Dataset records
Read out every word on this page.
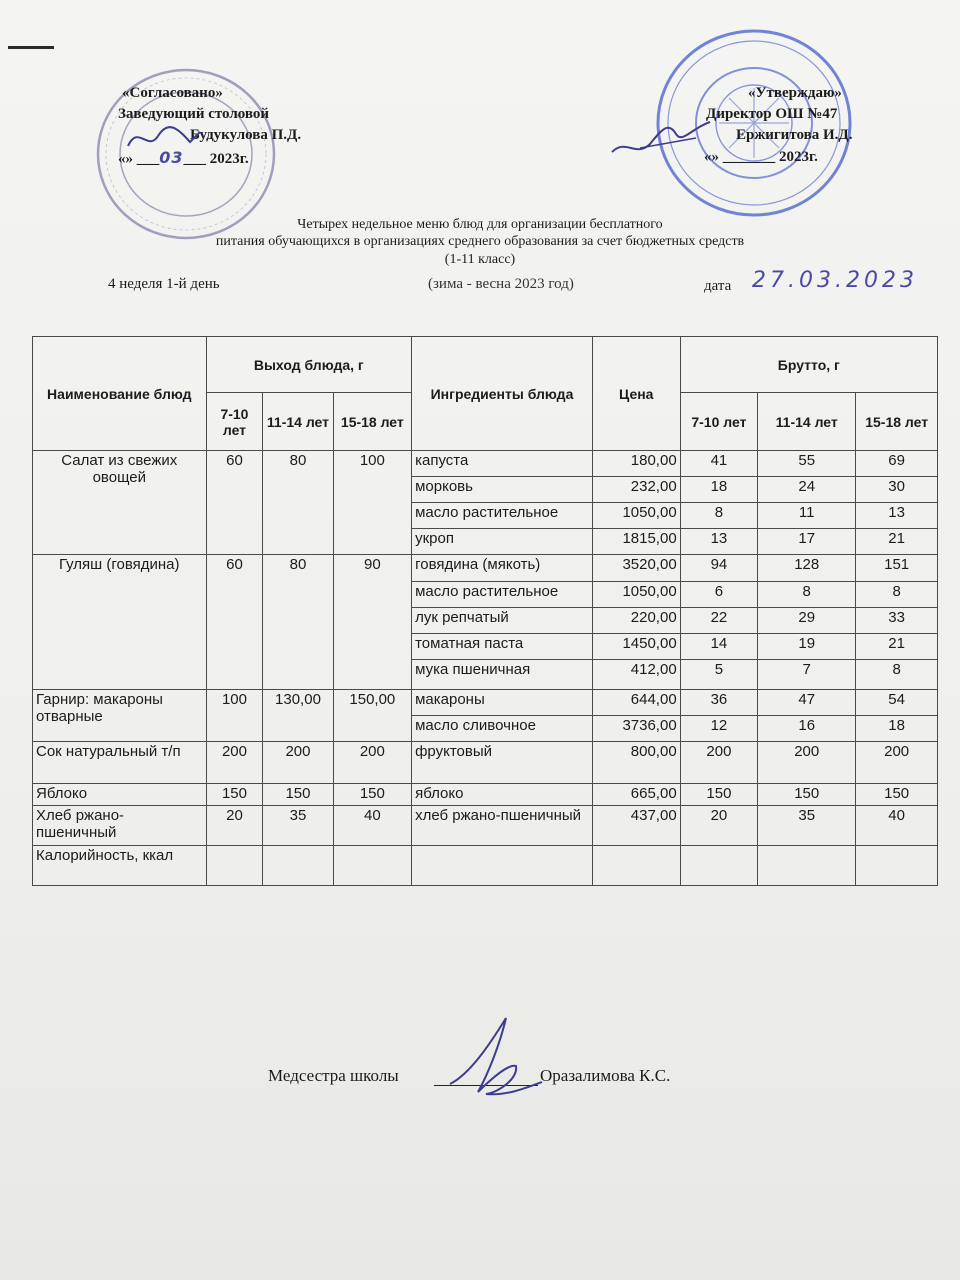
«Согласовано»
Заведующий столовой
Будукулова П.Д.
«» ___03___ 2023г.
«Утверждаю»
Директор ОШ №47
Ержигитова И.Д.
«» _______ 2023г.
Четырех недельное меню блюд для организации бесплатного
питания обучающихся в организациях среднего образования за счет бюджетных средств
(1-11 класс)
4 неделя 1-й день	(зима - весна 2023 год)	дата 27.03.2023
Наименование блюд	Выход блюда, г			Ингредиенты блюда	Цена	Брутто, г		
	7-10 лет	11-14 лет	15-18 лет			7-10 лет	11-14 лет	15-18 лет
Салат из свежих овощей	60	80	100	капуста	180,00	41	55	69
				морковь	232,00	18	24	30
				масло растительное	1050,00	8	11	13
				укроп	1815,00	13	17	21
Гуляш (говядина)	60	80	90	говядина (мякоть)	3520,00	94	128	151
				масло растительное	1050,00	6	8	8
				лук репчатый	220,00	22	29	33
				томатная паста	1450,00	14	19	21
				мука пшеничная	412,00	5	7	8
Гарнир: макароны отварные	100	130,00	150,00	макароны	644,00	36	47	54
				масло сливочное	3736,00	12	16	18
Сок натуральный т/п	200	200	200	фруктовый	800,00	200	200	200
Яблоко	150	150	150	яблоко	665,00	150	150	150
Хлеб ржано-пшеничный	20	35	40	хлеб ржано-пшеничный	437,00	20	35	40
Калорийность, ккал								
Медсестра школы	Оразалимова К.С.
--
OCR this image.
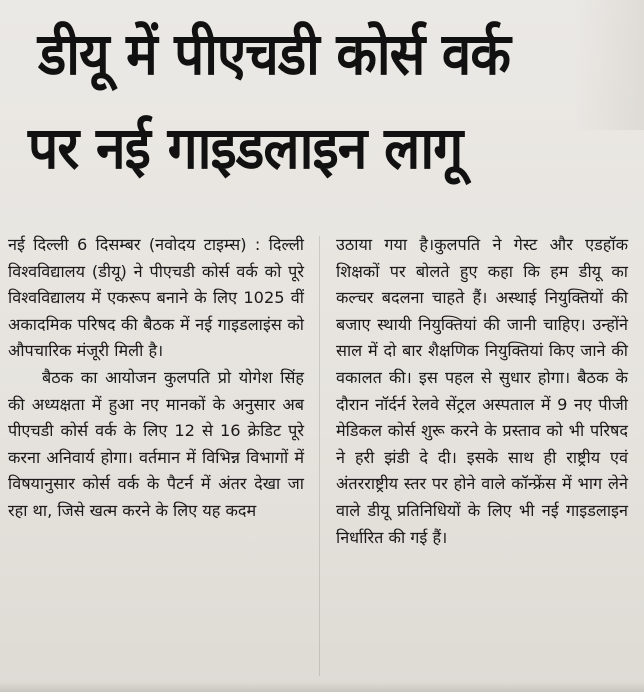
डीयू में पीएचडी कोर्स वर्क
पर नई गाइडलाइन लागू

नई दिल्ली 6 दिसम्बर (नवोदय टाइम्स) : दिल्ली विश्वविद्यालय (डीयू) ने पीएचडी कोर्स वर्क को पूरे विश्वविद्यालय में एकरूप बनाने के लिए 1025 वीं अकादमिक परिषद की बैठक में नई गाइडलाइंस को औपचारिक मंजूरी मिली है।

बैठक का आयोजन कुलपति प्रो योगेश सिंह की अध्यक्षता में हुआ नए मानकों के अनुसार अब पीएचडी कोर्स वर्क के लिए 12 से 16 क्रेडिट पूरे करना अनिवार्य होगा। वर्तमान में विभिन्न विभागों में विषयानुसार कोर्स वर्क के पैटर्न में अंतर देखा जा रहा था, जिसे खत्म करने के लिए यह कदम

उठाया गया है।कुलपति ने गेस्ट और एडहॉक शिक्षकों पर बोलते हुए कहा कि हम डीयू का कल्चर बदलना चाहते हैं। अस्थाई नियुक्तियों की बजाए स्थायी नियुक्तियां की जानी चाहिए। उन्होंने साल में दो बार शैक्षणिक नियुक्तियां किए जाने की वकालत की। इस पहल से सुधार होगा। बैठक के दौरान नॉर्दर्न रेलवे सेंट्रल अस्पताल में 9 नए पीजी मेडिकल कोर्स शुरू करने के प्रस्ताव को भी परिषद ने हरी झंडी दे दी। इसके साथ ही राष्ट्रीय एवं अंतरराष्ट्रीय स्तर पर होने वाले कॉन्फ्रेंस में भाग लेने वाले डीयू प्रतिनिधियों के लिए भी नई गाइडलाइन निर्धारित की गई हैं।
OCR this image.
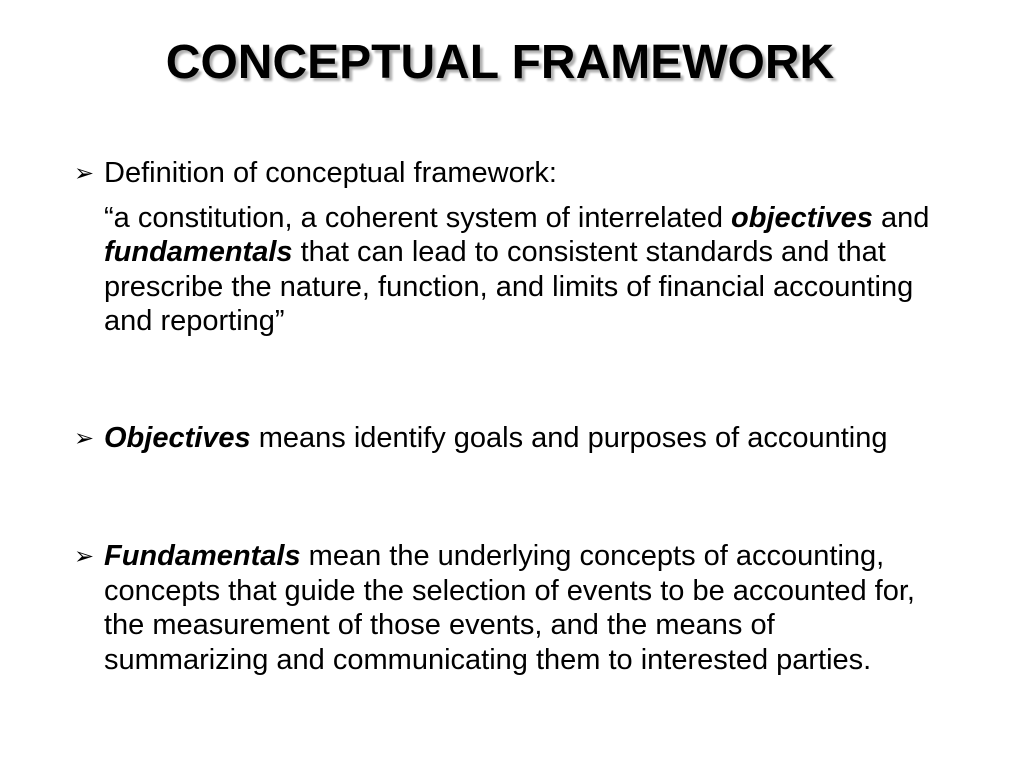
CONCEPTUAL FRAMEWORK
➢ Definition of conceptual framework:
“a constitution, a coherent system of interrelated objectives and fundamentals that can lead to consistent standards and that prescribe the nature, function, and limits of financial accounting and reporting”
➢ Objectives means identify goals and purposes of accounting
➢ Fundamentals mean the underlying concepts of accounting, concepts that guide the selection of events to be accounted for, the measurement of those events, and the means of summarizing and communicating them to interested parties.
---
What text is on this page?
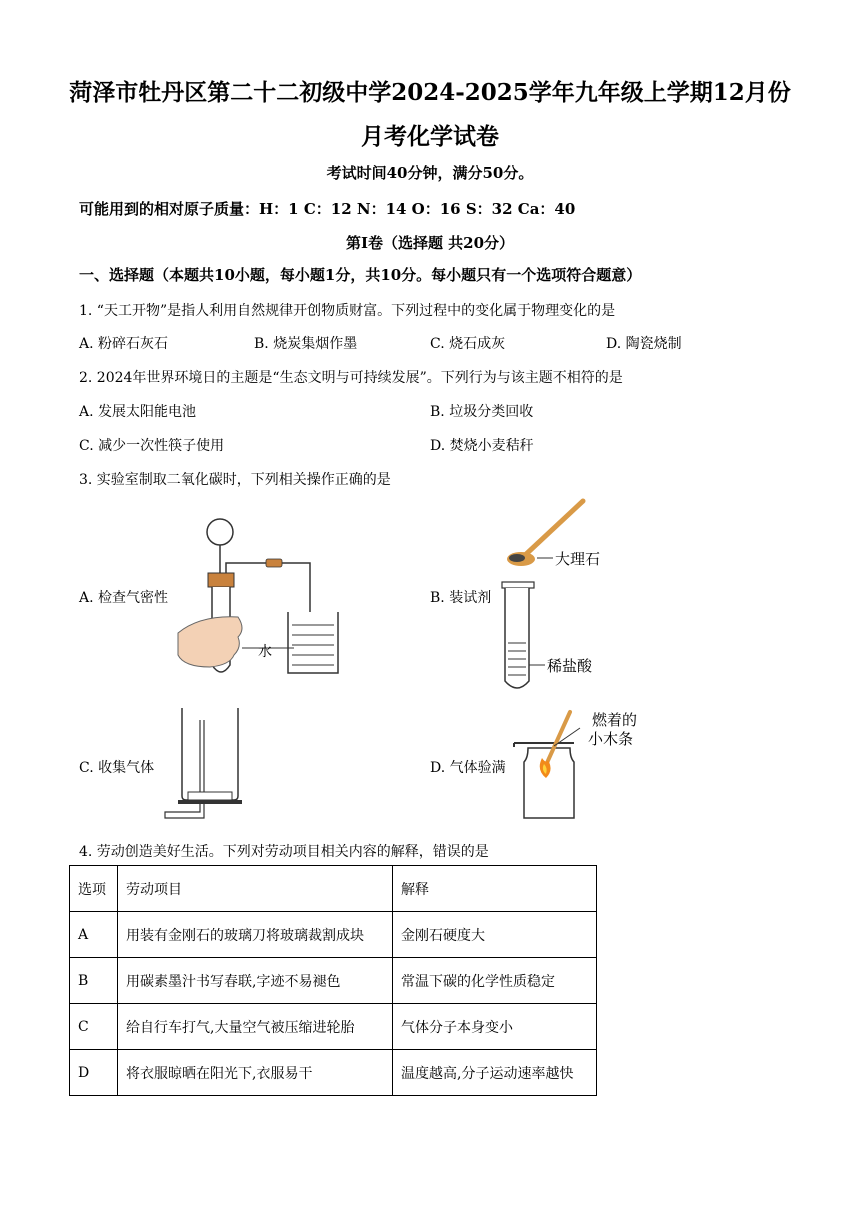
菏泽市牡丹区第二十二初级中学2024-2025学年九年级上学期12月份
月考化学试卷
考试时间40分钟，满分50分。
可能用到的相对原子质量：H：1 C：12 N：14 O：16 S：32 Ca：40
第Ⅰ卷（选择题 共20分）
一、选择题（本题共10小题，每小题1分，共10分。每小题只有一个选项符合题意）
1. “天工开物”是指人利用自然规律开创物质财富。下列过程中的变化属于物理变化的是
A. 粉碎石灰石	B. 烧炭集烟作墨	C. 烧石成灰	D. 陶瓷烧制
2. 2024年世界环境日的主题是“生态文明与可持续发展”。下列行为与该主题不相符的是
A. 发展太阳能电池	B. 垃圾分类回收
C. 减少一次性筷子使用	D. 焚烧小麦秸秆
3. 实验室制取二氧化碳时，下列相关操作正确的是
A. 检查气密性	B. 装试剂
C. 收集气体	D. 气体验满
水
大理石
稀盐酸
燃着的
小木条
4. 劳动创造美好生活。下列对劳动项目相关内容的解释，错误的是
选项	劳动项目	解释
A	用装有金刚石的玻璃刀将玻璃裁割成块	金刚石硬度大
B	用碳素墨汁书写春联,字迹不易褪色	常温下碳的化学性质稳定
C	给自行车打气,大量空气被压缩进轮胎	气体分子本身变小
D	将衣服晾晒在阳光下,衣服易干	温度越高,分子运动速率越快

Instructions for the task
How many lines of the data hold the string "this"? Reply with the number alone.

Result below
4